= Material for the task =
★ ★ ★ ★ ★ ★ ★

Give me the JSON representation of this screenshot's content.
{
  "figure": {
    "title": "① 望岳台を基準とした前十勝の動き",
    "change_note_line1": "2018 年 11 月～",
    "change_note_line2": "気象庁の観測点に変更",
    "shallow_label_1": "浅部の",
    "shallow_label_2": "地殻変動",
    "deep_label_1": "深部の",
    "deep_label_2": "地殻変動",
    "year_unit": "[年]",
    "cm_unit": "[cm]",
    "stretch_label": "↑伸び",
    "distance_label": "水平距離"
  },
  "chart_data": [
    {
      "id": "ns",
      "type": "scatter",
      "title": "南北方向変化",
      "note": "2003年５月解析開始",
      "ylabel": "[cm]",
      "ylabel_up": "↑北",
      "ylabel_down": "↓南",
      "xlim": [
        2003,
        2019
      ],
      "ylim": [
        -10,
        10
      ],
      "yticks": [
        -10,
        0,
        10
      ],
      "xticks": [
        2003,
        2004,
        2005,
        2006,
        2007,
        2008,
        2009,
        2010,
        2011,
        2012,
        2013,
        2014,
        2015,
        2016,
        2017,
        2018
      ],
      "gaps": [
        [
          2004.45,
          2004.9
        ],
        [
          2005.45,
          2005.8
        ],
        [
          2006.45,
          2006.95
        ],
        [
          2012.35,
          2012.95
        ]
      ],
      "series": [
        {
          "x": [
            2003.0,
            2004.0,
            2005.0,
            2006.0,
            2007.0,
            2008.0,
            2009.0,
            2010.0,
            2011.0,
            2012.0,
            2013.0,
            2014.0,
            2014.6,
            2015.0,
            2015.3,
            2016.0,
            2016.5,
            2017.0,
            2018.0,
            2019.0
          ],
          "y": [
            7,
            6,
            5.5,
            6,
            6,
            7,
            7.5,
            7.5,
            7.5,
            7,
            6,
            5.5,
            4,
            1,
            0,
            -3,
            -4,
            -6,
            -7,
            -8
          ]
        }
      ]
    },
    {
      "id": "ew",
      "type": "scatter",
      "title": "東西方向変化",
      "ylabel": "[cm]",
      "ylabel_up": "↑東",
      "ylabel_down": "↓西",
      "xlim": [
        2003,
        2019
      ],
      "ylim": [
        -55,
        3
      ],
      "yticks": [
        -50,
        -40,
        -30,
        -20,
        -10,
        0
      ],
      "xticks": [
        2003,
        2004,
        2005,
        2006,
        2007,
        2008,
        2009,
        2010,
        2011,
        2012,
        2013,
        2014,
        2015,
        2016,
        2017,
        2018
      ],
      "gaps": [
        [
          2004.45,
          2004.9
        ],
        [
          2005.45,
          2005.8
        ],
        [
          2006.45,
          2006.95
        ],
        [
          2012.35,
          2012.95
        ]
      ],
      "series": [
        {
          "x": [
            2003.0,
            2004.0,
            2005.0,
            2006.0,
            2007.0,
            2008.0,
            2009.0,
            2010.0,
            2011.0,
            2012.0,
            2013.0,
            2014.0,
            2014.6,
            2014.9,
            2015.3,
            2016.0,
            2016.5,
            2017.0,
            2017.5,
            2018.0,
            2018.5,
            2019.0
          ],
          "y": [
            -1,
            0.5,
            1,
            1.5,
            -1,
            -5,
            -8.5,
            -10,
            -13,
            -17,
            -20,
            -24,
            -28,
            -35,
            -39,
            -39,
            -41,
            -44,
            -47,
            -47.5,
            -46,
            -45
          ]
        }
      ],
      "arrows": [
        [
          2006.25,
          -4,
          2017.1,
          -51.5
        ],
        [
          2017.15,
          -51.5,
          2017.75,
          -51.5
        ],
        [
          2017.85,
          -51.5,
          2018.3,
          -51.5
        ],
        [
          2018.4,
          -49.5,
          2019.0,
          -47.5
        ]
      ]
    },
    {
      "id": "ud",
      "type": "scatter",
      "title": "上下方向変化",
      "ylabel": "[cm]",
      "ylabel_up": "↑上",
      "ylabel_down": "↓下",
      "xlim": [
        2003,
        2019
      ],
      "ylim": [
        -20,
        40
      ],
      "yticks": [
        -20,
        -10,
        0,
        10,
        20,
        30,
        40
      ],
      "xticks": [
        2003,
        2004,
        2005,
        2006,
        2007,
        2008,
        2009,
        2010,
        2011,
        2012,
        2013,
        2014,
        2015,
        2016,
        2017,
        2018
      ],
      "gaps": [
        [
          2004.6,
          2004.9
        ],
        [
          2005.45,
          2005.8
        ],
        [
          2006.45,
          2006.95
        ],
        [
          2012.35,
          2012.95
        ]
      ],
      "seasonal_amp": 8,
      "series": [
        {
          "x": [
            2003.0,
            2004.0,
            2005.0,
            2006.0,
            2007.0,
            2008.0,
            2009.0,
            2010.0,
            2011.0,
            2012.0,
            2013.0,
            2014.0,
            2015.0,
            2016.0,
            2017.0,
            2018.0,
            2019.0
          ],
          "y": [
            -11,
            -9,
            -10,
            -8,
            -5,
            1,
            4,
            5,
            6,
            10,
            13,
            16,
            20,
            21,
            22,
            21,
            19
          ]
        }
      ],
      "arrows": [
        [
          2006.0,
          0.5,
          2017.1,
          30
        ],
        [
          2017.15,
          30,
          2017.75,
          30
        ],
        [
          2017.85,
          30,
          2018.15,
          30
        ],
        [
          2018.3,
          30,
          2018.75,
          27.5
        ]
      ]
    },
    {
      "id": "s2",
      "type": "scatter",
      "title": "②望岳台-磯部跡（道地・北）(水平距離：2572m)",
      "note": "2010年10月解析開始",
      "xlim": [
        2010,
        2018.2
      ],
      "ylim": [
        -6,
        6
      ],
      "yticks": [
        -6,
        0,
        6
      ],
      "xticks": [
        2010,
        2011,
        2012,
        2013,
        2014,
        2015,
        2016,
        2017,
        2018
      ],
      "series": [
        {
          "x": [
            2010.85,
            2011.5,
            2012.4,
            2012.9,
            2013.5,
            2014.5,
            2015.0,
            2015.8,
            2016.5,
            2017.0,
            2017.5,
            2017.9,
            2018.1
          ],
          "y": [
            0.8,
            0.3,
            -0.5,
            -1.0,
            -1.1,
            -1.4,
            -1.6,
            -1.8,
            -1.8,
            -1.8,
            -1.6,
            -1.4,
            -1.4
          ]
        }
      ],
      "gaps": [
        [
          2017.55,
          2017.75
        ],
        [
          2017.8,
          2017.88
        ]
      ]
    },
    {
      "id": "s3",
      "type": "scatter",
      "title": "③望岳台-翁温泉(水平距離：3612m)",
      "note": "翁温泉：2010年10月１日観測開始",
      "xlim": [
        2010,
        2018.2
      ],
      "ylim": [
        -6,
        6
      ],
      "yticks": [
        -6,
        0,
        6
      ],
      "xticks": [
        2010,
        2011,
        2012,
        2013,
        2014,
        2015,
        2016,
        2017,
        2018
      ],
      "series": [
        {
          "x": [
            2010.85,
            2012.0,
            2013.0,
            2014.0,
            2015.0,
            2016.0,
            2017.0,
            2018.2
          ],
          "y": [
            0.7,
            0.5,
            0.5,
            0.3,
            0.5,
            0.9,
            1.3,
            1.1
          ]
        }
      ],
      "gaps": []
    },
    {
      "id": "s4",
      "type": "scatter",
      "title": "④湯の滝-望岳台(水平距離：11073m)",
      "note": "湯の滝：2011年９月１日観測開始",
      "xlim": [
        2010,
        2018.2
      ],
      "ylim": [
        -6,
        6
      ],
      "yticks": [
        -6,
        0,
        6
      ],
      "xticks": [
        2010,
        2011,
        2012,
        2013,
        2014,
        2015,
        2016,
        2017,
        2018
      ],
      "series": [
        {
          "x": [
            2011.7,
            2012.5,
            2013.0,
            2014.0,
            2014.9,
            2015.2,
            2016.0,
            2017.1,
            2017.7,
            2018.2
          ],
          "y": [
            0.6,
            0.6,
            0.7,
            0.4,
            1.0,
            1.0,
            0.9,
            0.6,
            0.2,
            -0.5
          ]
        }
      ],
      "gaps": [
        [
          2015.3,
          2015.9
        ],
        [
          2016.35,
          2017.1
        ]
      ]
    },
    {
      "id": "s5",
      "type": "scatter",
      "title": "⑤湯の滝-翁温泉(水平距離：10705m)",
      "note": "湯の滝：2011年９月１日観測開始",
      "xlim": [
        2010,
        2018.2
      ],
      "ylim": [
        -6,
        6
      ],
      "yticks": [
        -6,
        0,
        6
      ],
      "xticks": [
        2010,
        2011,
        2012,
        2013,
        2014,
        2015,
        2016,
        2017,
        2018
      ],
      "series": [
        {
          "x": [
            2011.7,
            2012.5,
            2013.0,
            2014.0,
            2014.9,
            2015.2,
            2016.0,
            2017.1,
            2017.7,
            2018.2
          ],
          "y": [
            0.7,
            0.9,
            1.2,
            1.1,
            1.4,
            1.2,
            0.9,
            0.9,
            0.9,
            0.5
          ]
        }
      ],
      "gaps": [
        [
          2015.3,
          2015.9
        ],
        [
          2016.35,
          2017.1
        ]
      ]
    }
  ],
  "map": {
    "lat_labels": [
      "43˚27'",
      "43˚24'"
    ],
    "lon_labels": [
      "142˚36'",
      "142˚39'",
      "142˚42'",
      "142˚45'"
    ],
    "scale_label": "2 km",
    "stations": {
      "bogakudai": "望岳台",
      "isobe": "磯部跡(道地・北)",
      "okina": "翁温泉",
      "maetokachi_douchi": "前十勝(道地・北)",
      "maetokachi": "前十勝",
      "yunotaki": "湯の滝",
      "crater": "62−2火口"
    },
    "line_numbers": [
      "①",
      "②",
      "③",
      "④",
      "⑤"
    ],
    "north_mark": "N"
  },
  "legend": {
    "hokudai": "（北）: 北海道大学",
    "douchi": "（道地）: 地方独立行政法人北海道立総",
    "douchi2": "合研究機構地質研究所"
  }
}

★ ★ ★ ★ ★ ★ ★

= Short exercise =
Across the records, how many lines contain "title"? Only the number should be given.

= Task response =
8